Set tasks.
(1) In the NetBSD eMIPS build notes, answer each question:
(a) About how long does the first build step take on a current high-end portable PC?
(b) About how large is the final bootable CD image?
(c) Which release of PuTTY is used?
(2) Summarize the NetBSD eMIPS build notes in two sentences.
(3) Which files must the simulated-system directory contain at minimum, according to the NetBSD eMIPS build notes?

Selected excerpt.
■ ■ ■ ■ ■

We created the directories /usr/src, /usr/xsrc, and /usr/obj to hold sources and binaries. We made them owned by a regular user. One way to unpack the files is “for file in *.tgz; do tar -xzf $file -C /; done”.

The build procedure consists of three steps: building the system, the X system, and the distribution CD images. The following commands, executed in /usr/src, will perform these three steps:

- ./build.sh -u -U -V MKSOFTFLOAT=yes -m emips release

- ./build.sh -x -u -U -V MKSOFTFLOAT=yes -m emips release

- ./build.sh -u -U -V MKSOFTFLOAT=yes -m emips iso-image-source

On a current high-end portable PC these steps take approximately 14 hours, 9 hours, and a few minutes respectively. The final result is the bootable CD image /usr/obj/releasedir/iso/emipscd.iso, approximately 330 MB large. The directory /usr/obj/releasedir can be used for installation over the network. The directory /usr/obj/destdir.emips, after some manipulation, can be used as the root to mount via NFS (use for testing only).

1.3 Installation on Giano

The first step is to install the Giano simulator itself. The installation MSI file for Giano can be found at http://research.microsoft.com/en-us/downloads, look for the current Giano release page there. The second step is to create a directory to hold all the simulated system data, for instance c:\Giano\tests\emips. At minimum, this directory should contain the following files:

- boot.emips

- emips3.img (*)

- emipscd.iso

- Ml40x_2ace.plx

- Ml40x_bram.bin

- putty.exe (*)

All files except the starred ones can be found in the Giano installation directory. The file boot.emips is the NetBSD bootloader; it is built as part of building the NetBSD system for eMIPS (Section 8.1). A copy should also be on the root of the installation CD emipscd.iso. The file Ml40x_bram.bin is the primary eMIPS bootloader; it can be found and rebuilt from the official eMIPS hardware distribution. The file Ml40x_2ace.plx is the Giano platform configuration file that defines the Xilinx boards. This file is valid both for the ML40x and the XUP boards. The configuration adds a second SystemACE controller, useful as CD drive. The file putty.exe is the free terminal simulator PuTTY; it can be downloaded from http://www.chiark.greenend.org.uk/~sgtatham/putty. We use Release 0.60. The file emips3.img is the primary disk image for the simulated system. It should be created as empty, with the desired size, by the user. One way is to concatenate a few large files, making sure the first one is not a valid NetBSD disk image (to avoid confusion later on). For instance, you might type the command “copy/bin boot.emips+emipscd.iso+emipscd.iso emips3.img”, which will create an image of approximately 700 MB. We recommend at the very least 800 MB of disk space for the system, and preferably 2 GB or more.

■ ■ ■ ■ ■

Raw data.

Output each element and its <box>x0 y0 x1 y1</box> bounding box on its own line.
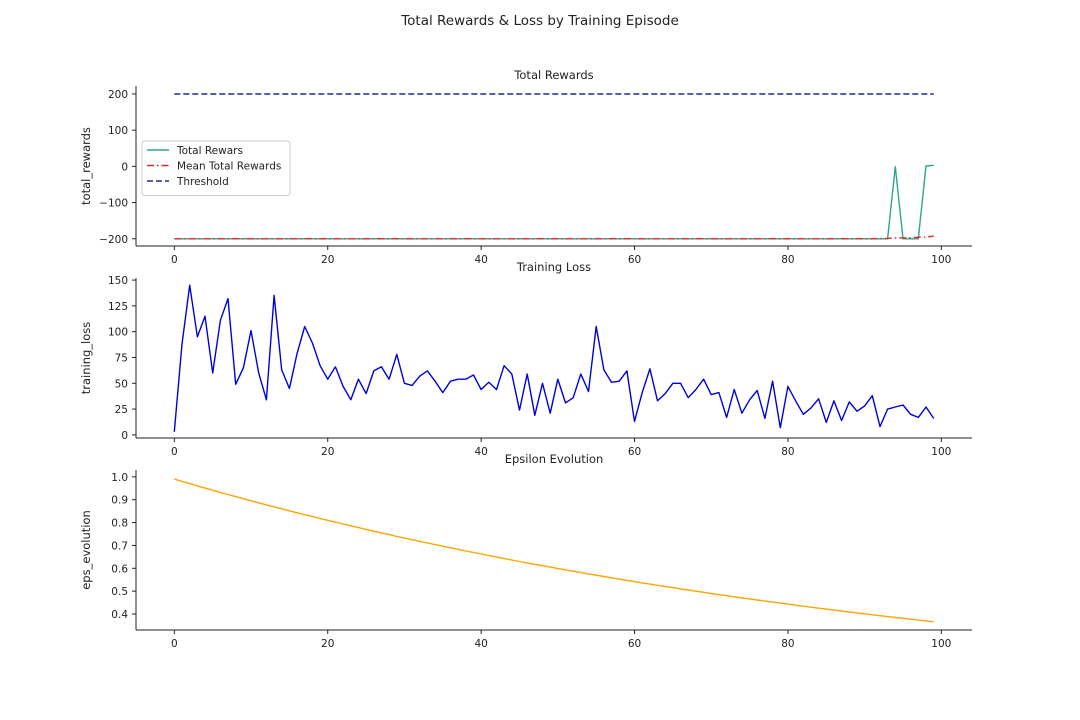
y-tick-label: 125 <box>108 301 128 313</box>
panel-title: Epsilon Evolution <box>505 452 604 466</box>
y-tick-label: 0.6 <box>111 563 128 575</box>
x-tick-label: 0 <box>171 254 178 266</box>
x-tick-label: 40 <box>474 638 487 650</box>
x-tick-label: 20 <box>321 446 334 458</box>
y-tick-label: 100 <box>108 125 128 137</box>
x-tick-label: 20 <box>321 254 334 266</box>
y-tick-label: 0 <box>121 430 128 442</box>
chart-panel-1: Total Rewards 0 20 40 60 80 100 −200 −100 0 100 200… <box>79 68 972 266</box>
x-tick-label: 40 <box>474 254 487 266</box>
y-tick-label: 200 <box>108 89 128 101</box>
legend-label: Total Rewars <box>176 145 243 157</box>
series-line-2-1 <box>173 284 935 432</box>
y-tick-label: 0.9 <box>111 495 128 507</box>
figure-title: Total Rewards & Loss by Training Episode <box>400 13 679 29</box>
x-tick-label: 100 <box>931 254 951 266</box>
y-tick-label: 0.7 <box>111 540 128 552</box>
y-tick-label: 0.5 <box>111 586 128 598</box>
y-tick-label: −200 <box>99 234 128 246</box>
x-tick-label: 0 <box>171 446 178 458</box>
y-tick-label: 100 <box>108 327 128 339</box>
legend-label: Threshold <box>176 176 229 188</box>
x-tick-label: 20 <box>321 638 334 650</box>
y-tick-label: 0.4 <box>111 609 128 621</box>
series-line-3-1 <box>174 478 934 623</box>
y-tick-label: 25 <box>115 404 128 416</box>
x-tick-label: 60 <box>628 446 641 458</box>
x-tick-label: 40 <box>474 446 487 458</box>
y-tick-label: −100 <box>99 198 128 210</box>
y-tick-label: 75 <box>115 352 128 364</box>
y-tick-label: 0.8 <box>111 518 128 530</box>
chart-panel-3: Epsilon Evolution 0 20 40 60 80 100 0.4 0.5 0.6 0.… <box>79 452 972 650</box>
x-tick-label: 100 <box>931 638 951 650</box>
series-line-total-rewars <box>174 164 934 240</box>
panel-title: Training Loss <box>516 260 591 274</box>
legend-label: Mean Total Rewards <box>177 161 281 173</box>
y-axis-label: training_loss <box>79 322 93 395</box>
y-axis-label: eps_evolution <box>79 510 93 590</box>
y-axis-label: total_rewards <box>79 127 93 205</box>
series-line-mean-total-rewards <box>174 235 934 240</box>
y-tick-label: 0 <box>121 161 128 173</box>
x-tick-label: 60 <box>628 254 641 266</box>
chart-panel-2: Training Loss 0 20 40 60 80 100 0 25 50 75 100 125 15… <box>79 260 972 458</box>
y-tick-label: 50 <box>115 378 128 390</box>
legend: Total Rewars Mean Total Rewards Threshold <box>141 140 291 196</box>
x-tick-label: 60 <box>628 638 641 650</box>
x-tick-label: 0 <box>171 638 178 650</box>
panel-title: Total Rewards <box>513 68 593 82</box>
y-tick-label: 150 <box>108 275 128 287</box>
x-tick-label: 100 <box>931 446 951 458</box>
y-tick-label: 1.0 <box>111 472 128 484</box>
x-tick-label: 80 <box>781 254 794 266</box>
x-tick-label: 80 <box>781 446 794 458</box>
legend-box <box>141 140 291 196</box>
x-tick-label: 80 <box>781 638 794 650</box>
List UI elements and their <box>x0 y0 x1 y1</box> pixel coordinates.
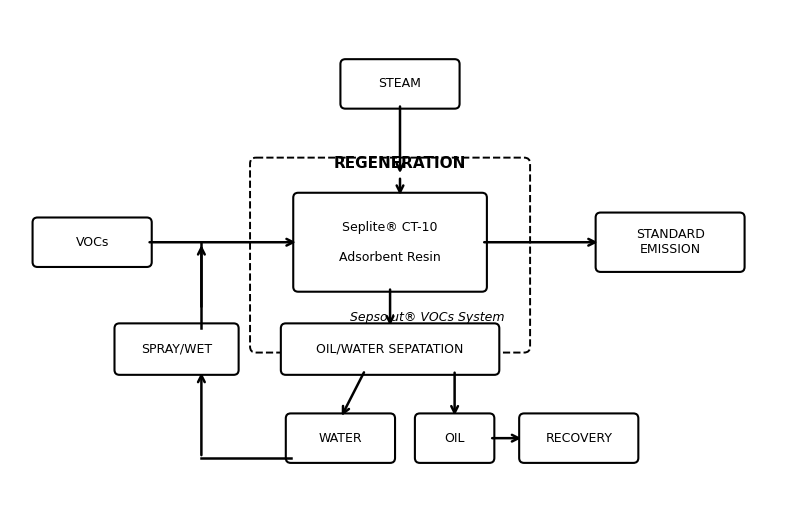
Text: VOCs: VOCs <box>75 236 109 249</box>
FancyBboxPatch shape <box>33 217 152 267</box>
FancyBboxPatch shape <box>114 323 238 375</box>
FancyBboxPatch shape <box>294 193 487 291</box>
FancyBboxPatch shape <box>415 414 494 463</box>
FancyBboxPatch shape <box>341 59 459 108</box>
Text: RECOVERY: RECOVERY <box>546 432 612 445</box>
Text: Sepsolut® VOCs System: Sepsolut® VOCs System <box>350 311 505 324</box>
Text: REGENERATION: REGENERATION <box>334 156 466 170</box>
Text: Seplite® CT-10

■ ■ ■ ■ ■

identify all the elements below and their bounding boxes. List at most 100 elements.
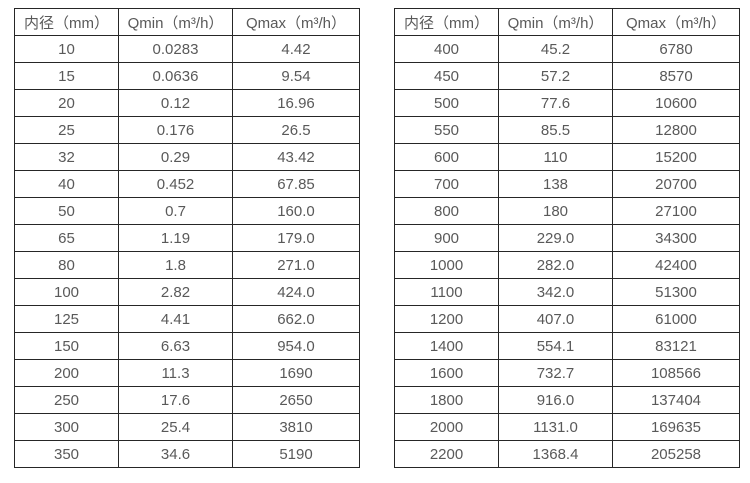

■ ■ ■ ■ ■

Results of the exercise.
(1)
(a) Approximately 14 hours.
(b) Approximately 330 MB.
(c) Release 0.60.

(2) NetBSD for eMIPS is built in /usr/src with three build.sh commands covering the system, the X system and the distribution CD images, which produce the bootable image /usr/obj/releasedir/iso/emipscd.iso of about 330 MB. Installation on Giano means installing the simulator and then creating a directory that holds at least six files, including the bootloaders, the board configuration file, PuTTY and a user-created disk image of at least 800 MB.

(3)
- boot.emips
- emips3.img
- emipscd.iso
- Ml40x_2ace.plx
- Ml40x_bram.bin
- putty.exe